***** DATA SUPPLIED
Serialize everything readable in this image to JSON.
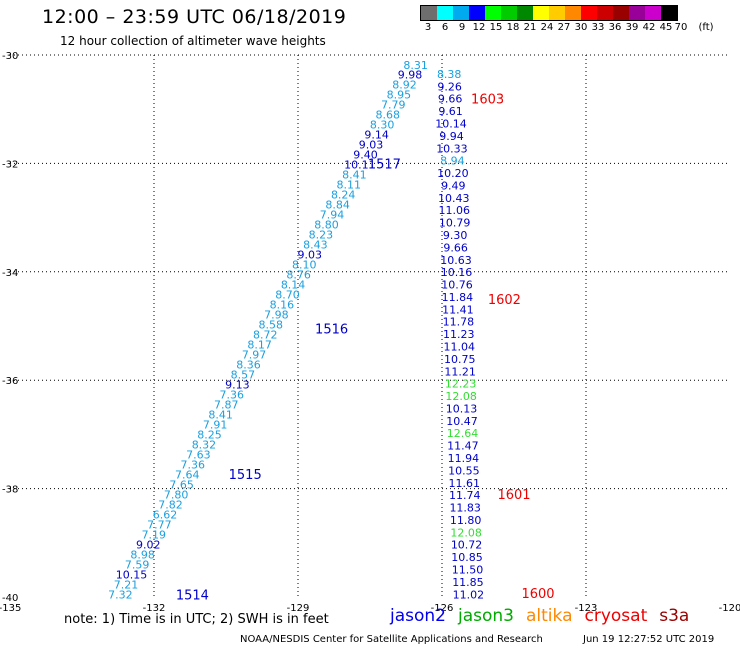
{
  "header": {
    "title": "12:00 – 23:59 UTC 06/18/2019",
    "subtitle": "12 hour collection of altimeter wave heights"
  },
  "legend": {
    "unit": "(ft)",
    "levels": [
      {
        "label": "3",
        "color": "#6e6e6e"
      },
      {
        "label": "6",
        "color": "#00ffff"
      },
      {
        "label": "9",
        "color": "#00aaee"
      },
      {
        "label": "12",
        "color": "#0000ff"
      },
      {
        "label": "15",
        "color": "#00ff00"
      },
      {
        "label": "18",
        "color": "#00cc00"
      },
      {
        "label": "21",
        "color": "#008800"
      },
      {
        "label": "24",
        "color": "#ffff00"
      },
      {
        "label": "27",
        "color": "#ffcc00"
      },
      {
        "label": "30",
        "color": "#ff8800"
      },
      {
        "label": "33",
        "color": "#ff0000"
      },
      {
        "label": "36",
        "color": "#cc0000"
      },
      {
        "label": "39",
        "color": "#990000"
      },
      {
        "label": "42",
        "color": "#990099"
      },
      {
        "label": "45",
        "color": "#cc00cc"
      },
      {
        "label": "70",
        "color": "#000000"
      }
    ]
  },
  "map": {
    "lon_range": [
      -135,
      -120
    ],
    "lat_range": [
      -40,
      -30
    ],
    "lon_ticks": [
      "-135",
      "-132",
      "-129",
      "-126",
      "-123",
      "-120"
    ],
    "lat_ticks": [
      "-30",
      "-32",
      "-34",
      "-36",
      "-38",
      "-40"
    ],
    "colors": {
      "lightblue": "#1aa0e0",
      "darkblue": "#0000c8",
      "green": "#33dd33",
      "red": "#ee0000"
    },
    "passes": [
      {
        "label": "1514",
        "color": "darkblue",
        "lon": -131.2,
        "lat": -39.95
      },
      {
        "label": "1515",
        "color": "darkblue",
        "lon": -130.1,
        "lat": -37.73
      },
      {
        "label": "1516",
        "color": "darkblue",
        "lon": -128.3,
        "lat": -35.05
      },
      {
        "label": "1517",
        "color": "darkblue",
        "lon": -127.2,
        "lat": -32.0
      },
      {
        "label": "1603",
        "color": "red",
        "lon": -125.05,
        "lat": -30.8
      },
      {
        "label": "1602",
        "color": "red",
        "lon": -124.7,
        "lat": -34.5
      },
      {
        "label": "1601",
        "color": "red",
        "lon": -124.5,
        "lat": -38.1
      },
      {
        "label": "1600",
        "color": "red",
        "lon": -124.0,
        "lat": -39.93
      }
    ],
    "tracks": [
      {
        "name": "descending-diagonal",
        "start": {
          "lon": -132.7,
          "lat": -39.95
        },
        "end": {
          "lon": -126.55,
          "lat": -30.18
        },
        "values": [
          {
            "v": "7.32",
            "c": "lightblue"
          },
          {
            "v": "7.21",
            "c": "lightblue"
          },
          {
            "v": "10.15",
            "c": "darkblue"
          },
          {
            "v": "7.59",
            "c": "lightblue"
          },
          {
            "v": "8.98",
            "c": "lightblue"
          },
          {
            "v": "9.02",
            "c": "darkblue"
          },
          {
            "v": "7.19",
            "c": "lightblue"
          },
          {
            "v": "7.77",
            "c": "lightblue"
          },
          {
            "v": "6.62",
            "c": "lightblue"
          },
          {
            "v": "7.82",
            "c": "lightblue"
          },
          {
            "v": "7.80",
            "c": "lightblue"
          },
          {
            "v": "7.65",
            "c": "lightblue"
          },
          {
            "v": "7.64",
            "c": "lightblue"
          },
          {
            "v": "7.36",
            "c": "lightblue"
          },
          {
            "v": "7.63",
            "c": "lightblue"
          },
          {
            "v": "8.32",
            "c": "lightblue"
          },
          {
            "v": "8.25",
            "c": "lightblue"
          },
          {
            "v": "7.91",
            "c": "lightblue"
          },
          {
            "v": "8.41",
            "c": "lightblue"
          },
          {
            "v": "7.87",
            "c": "lightblue"
          },
          {
            "v": "7.36",
            "c": "lightblue"
          },
          {
            "v": "9.13",
            "c": "darkblue"
          },
          {
            "v": "8.57",
            "c": "lightblue"
          },
          {
            "v": "8.36",
            "c": "lightblue"
          },
          {
            "v": "7.97",
            "c": "lightblue"
          },
          {
            "v": "8.17",
            "c": "lightblue"
          },
          {
            "v": "8.72",
            "c": "lightblue"
          },
          {
            "v": "8.58",
            "c": "lightblue"
          },
          {
            "v": "7.98",
            "c": "lightblue"
          },
          {
            "v": "8.16",
            "c": "lightblue"
          },
          {
            "v": "8.70",
            "c": "lightblue"
          },
          {
            "v": "8.14",
            "c": "lightblue"
          },
          {
            "v": "8.76",
            "c": "lightblue"
          },
          {
            "v": "8.10",
            "c": "lightblue"
          },
          {
            "v": "9.03",
            "c": "darkblue"
          },
          {
            "v": "8.43",
            "c": "lightblue"
          },
          {
            "v": "8.23",
            "c": "lightblue"
          },
          {
            "v": "8.80",
            "c": "lightblue"
          },
          {
            "v": "7.94",
            "c": "lightblue"
          },
          {
            "v": "8.84",
            "c": "lightblue"
          },
          {
            "v": "8.24",
            "c": "lightblue"
          },
          {
            "v": "8.11",
            "c": "lightblue"
          },
          {
            "v": "8.41",
            "c": "lightblue"
          },
          {
            "v": "10.11",
            "c": "darkblue"
          },
          {
            "v": "9.40",
            "c": "darkblue"
          },
          {
            "v": "9.03",
            "c": "darkblue"
          },
          {
            "v": "9.14",
            "c": "darkblue"
          },
          {
            "v": "8.30",
            "c": "lightblue"
          },
          {
            "v": "8.68",
            "c": "lightblue"
          },
          {
            "v": "7.79",
            "c": "lightblue"
          },
          {
            "v": "8.95",
            "c": "lightblue"
          },
          {
            "v": "8.92",
            "c": "lightblue"
          },
          {
            "v": "9.98",
            "c": "darkblue"
          },
          {
            "v": "8.31",
            "c": "lightblue"
          }
        ]
      },
      {
        "name": "vertical",
        "start": {
          "lon": -125.85,
          "lat": -30.35
        },
        "end": {
          "lon": -125.45,
          "lat": -39.95
        },
        "values": [
          {
            "v": "8.38",
            "c": "lightblue"
          },
          {
            "v": "9.26",
            "c": "darkblue"
          },
          {
            "v": "9.66",
            "c": "darkblue"
          },
          {
            "v": "9.61",
            "c": "darkblue"
          },
          {
            "v": "10.14",
            "c": "darkblue"
          },
          {
            "v": "9.94",
            "c": "darkblue"
          },
          {
            "v": "10.33",
            "c": "darkblue"
          },
          {
            "v": "8.94",
            "c": "lightblue"
          },
          {
            "v": "10.20",
            "c": "darkblue"
          },
          {
            "v": "9.49",
            "c": "darkblue"
          },
          {
            "v": "10.43",
            "c": "darkblue"
          },
          {
            "v": "11.06",
            "c": "darkblue"
          },
          {
            "v": "10.79",
            "c": "darkblue"
          },
          {
            "v": "9.30",
            "c": "darkblue"
          },
          {
            "v": "9.66",
            "c": "darkblue"
          },
          {
            "v": "10.63",
            "c": "darkblue"
          },
          {
            "v": "10.16",
            "c": "darkblue"
          },
          {
            "v": "10.76",
            "c": "darkblue"
          },
          {
            "v": "11.84",
            "c": "darkblue"
          },
          {
            "v": "11.41",
            "c": "darkblue"
          },
          {
            "v": "11.78",
            "c": "darkblue"
          },
          {
            "v": "11.23",
            "c": "darkblue"
          },
          {
            "v": "11.04",
            "c": "darkblue"
          },
          {
            "v": "10.75",
            "c": "darkblue"
          },
          {
            "v": "11.21",
            "c": "darkblue"
          },
          {
            "v": "12.23",
            "c": "green"
          },
          {
            "v": "12.08",
            "c": "green"
          },
          {
            "v": "10.13",
            "c": "darkblue"
          },
          {
            "v": "10.47",
            "c": "darkblue"
          },
          {
            "v": "12.64",
            "c": "green"
          },
          {
            "v": "11.47",
            "c": "darkblue"
          },
          {
            "v": "11.94",
            "c": "darkblue"
          },
          {
            "v": "10.55",
            "c": "darkblue"
          },
          {
            "v": "11.61",
            "c": "darkblue"
          },
          {
            "v": "11.74",
            "c": "darkblue"
          },
          {
            "v": "11.83",
            "c": "darkblue"
          },
          {
            "v": "11.80",
            "c": "darkblue"
          },
          {
            "v": "12.08",
            "c": "green"
          },
          {
            "v": "10.72",
            "c": "darkblue"
          },
          {
            "v": "10.85",
            "c": "darkblue"
          },
          {
            "v": "11.50",
            "c": "darkblue"
          },
          {
            "v": "11.85",
            "c": "darkblue"
          },
          {
            "v": "11.02",
            "c": "darkblue"
          }
        ]
      }
    ]
  },
  "footer": {
    "note": "note: 1) Time is in UTC; 2) SWH is in feet",
    "satellites": [
      {
        "name": "jason2",
        "color": "#0000ee"
      },
      {
        "name": "jason3",
        "color": "#00aa00"
      },
      {
        "name": "altika",
        "color": "#ff8800"
      },
      {
        "name": "cryosat",
        "color": "#ee0000"
      },
      {
        "name": "s3a",
        "color": "#990000"
      }
    ],
    "credit": "NOAA/NESDIS Center for Satellite Applications and Research",
    "timestamp": "Jun 19 12:27:52 UTC 2019"
  }
}
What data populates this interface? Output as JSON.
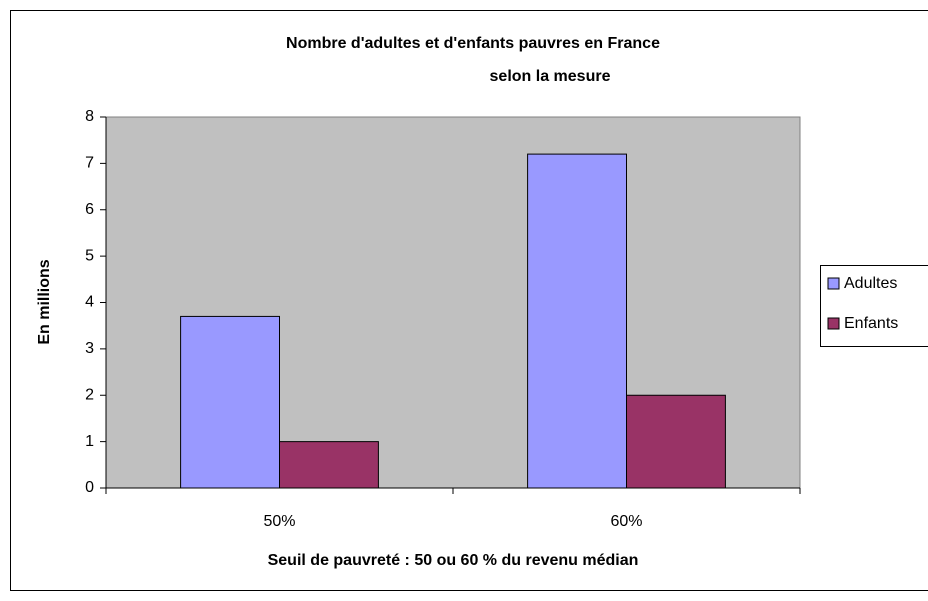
{
  "chart_data": {
    "type": "bar",
    "title": [
      "Nombre d'adultes et d'enfants pauvres en France",
      "selon la mesure"
    ],
    "x_label": "Seuil de pauvreté : 50 ou 60 % du revenu médian",
    "y_label": "En millions",
    "categories": [
      "50%",
      "60%"
    ],
    "series": [
      {
        "name": "Adultes",
        "color": "#9999ff",
        "values": [
          3.7,
          7.2
        ]
      },
      {
        "name": "Enfants",
        "color": "#993366",
        "values": [
          1,
          2
        ]
      }
    ],
    "ylim": [
      0,
      8
    ],
    "yticks": [
      0,
      1,
      2,
      3,
      4,
      5,
      6,
      7,
      8
    ],
    "legend": "right"
  }
}
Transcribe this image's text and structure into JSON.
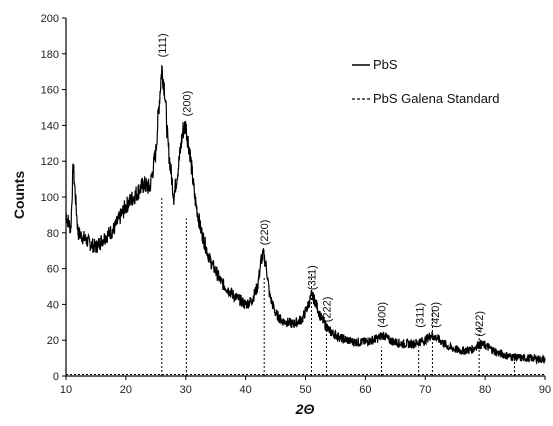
{
  "chart_data": {
    "type": "line",
    "xlabel": "2Θ",
    "ylabel": "Counts",
    "xlim": [
      10,
      90
    ],
    "ylim": [
      0,
      200
    ],
    "x_ticks": [
      10,
      20,
      30,
      40,
      50,
      60,
      70,
      80,
      90
    ],
    "y_ticks": [
      0,
      20,
      40,
      60,
      80,
      100,
      120,
      140,
      160,
      180,
      200
    ],
    "grid": false,
    "legend_position": "top-right",
    "legend": [
      {
        "label": "PbS",
        "style": "solid"
      },
      {
        "label": "PbS Galena Standard",
        "style": "dashed"
      }
    ],
    "series": [
      {
        "name": "PbS",
        "style": "solid",
        "x": [
          10,
          10.8,
          11.2,
          12,
          14,
          15,
          16,
          18,
          20,
          22,
          23,
          24,
          25,
          25.5,
          26,
          26.5,
          27,
          28,
          28.8,
          29.5,
          30,
          30.7,
          31.5,
          32.5,
          34,
          36,
          38,
          40,
          41,
          42,
          42.6,
          43,
          43.5,
          44,
          45,
          46,
          48,
          49.5,
          50.5,
          51,
          51.6,
          52.5,
          54,
          56,
          58,
          60,
          62,
          63,
          64,
          66,
          68,
          70,
          71,
          72,
          74,
          76,
          78,
          79,
          80,
          82,
          84,
          86,
          88,
          90
        ],
        "y": [
          90,
          82,
          118,
          80,
          74,
          72,
          76,
          82,
          95,
          103,
          107,
          105,
          125,
          150,
          172,
          160,
          130,
          100,
          118,
          137,
          140,
          125,
          100,
          82,
          65,
          52,
          45,
          40,
          42,
          50,
          65,
          68,
          60,
          45,
          35,
          31,
          29,
          32,
          40,
          45,
          42,
          33,
          25,
          21,
          19,
          19,
          21,
          23,
          20,
          18,
          18,
          20,
          23,
          21,
          16,
          14,
          15,
          18,
          17,
          13,
          11,
          10,
          10,
          9
        ]
      },
      {
        "name": "PbS Galena Standard",
        "style": "dashed",
        "x": [
          26.0,
          30.1,
          43.1,
          51.0,
          53.5,
          62.7,
          68.9,
          71.2,
          79.0,
          84.9
        ],
        "y": [
          100,
          88,
          55,
          58,
          25,
          16,
          16,
          38,
          30,
          13
        ]
      }
    ],
    "annotations": [
      {
        "text": "(111)",
        "x": 26.0,
        "y": 178
      },
      {
        "text": "(200)",
        "x": 30.1,
        "y": 145
      },
      {
        "text": "(220)",
        "x": 43.1,
        "y": 73
      },
      {
        "text": "(311)",
        "x": 51.0,
        "y": 48
      },
      {
        "text": "(222)",
        "x": 53.5,
        "y": 30
      },
      {
        "text": "(400)",
        "x": 62.7,
        "y": 27
      },
      {
        "text": "(311)",
        "x": 69.0,
        "y": 27
      },
      {
        "text": "(420)",
        "x": 71.6,
        "y": 27
      },
      {
        "text": "(422)",
        "x": 79.0,
        "y": 22
      }
    ]
  }
}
**********
TO BE DONE: Identify which lines contain the word "image" and copy each one.

EXERCISE ANSWER:
Serialize everything readable in this image to JSON.
Transcribe this image's text and structure into JSON.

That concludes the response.